- **Do this**: Every line that contains the word "name" should be copied out.

Figure contents as structured data

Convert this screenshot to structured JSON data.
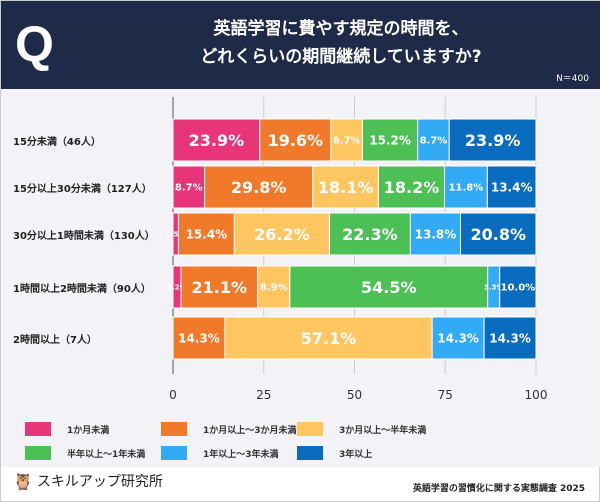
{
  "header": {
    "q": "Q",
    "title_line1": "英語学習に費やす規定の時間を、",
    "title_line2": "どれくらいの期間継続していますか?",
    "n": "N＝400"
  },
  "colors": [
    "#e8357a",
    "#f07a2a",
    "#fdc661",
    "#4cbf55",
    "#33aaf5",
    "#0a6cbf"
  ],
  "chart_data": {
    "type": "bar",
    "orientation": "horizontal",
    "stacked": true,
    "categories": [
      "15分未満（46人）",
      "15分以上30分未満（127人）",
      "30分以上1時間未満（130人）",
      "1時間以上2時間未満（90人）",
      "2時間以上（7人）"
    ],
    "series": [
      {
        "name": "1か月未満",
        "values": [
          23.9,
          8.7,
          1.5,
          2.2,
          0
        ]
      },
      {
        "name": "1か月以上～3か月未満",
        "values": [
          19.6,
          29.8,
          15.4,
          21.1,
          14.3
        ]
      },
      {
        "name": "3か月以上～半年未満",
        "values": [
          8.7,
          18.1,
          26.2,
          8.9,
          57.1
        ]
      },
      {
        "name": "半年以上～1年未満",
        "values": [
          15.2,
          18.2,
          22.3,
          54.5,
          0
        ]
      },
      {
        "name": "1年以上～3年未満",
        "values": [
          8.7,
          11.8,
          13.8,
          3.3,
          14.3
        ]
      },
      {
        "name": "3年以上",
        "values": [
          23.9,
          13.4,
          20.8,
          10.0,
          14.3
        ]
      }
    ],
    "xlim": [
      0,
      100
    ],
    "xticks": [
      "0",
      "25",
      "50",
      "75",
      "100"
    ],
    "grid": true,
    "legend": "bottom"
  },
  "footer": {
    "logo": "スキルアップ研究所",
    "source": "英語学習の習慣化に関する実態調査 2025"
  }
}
==
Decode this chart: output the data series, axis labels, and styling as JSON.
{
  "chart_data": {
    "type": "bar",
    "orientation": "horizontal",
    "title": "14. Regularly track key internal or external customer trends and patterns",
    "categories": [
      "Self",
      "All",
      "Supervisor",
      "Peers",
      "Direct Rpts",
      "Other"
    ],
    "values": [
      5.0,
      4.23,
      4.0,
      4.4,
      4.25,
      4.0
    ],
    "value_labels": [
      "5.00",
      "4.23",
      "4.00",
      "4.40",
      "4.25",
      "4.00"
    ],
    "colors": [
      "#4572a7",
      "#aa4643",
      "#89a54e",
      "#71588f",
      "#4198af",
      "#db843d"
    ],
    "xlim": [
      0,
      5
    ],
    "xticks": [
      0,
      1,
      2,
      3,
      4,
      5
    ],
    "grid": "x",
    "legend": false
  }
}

- **Output of the exercise**:
        "name": "1か月未満",
        "name": "1か月以上～3か月未満",
        "name": "3か月以上～半年未満",
        "name": "半年以上～1年未満",
        "name": "1年以上～3年未満",
        "name": "3年以上",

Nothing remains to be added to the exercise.